### Trecho selecionado
#####
No dia 8 de abril de 2026, um Boeing 777 da Air France precisou abortar a decolagem de forma inesperada. O susto foi grande, mas terminou sem feridos.
O que poderia ter acabado em tragédia foi evitado por pouco no aeroporto de Los Angeles, na quarta-feira, 8 de abril de 2026. Depois de receber autorização para decolar e já ter iniciado a corrida na pista, o Boeing 777 da Air France, com destino ao aeroporto Paris-Charles-de-Gaulle, precisou frear imediatamente para escapar de um jato executivo.
Felizmente, o desfecho foi positivo tanto para a Air France quanto para a aeronave privada. Não houve colisão nem passageiros feridos, mas a ocorrência na pista não passou despercebida e passou a ser apurada pela FAA, a Administração Federal de Aviação dos Estados Unidos.
#####
### Material fornecido
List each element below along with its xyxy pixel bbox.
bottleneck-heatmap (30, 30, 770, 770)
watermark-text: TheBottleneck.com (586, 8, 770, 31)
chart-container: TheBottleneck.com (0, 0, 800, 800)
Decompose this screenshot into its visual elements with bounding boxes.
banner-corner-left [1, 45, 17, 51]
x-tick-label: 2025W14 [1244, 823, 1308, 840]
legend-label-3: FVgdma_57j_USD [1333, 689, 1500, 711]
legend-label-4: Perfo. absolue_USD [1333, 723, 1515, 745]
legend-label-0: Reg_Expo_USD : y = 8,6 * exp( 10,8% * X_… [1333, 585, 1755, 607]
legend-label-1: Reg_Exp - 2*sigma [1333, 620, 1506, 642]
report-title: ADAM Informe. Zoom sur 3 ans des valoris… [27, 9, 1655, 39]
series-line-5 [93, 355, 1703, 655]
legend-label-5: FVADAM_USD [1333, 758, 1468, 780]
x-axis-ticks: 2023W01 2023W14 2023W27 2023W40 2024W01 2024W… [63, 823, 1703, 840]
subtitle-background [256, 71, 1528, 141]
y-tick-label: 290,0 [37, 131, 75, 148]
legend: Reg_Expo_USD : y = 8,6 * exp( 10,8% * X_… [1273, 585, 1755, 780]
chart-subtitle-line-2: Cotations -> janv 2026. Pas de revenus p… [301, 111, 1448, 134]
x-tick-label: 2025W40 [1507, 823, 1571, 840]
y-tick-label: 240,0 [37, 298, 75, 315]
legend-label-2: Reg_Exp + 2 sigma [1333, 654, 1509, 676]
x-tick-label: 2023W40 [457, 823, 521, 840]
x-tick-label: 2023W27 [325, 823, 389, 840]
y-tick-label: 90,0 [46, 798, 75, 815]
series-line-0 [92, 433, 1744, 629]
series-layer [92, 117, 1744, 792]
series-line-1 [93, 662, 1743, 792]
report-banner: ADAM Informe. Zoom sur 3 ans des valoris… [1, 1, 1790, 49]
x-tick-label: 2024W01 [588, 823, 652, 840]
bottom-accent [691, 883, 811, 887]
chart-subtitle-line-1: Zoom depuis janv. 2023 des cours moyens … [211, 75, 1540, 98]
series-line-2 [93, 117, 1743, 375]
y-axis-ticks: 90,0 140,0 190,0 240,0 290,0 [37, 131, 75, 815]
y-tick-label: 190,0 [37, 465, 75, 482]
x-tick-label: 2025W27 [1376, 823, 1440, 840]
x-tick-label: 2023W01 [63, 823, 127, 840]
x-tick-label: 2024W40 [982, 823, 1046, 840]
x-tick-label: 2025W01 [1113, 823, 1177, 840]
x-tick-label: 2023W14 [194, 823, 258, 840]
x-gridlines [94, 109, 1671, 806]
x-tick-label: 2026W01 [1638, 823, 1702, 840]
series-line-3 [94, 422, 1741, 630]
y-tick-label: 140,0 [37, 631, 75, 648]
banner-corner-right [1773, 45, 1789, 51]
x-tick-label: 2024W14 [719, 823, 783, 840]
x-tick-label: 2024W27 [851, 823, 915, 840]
#####
### Tarefas propostas
**1.** De acordo com o texto sobre a decolagem abortada da Air France, qual órgão passou a apurar a ocorrência na pista?
**2.** Dê seguimento ao texto sobre a decolagem abortada da Air France a partir da última frase apresentada.

### Respostas às tarefas
**1.** A FAA, a Administração Federal de Aviação dos Estados Unidos.

**2.**
Jato executivo sem autorização e Boeing 777 da Air France evita colisão na pista 24L
Às 18h15, no aeroporto de Los Angeles, o Boeing 777 da Air France lotado de passageiros com destino a Paris recebeu liberação para decolar pela pista 24L. Quando o avião acelerava, os sistemas de segurança da área operacional detectaram uma invasão de pista e exigiram a interrupção imediata da decolagem.
A tripulação da aeronave da Air France, então, rejeitou a decolagem em baixa velocidade, por volta de 60 nós - cerca de 110 km/h -, conseguindo parar com segurança ainda sobre a pista, no momento em que se aproximava da saída lateral que levaria à área de taxiamento. Por sorte, a parada ocorreu muito antes da chamada velocidade de decisão, ponto a partir do qual os pilotos já não conseguem frear com margem segura.
Mas o que aconteceu exatamente? Um jato executivo de longo alcance, um Gulfstream G650ER, acabara de pousar em LAX após vir de San Francisco. Segundo a FAA, o controle de tráfego aéreo havia orientado de forma explícita o piloto do jato a permanecer antes da pista 24L. A instrução, no entanto, não foi seguida, e a aeronave ultrapassou a linha de espera e entrou na pista em uso.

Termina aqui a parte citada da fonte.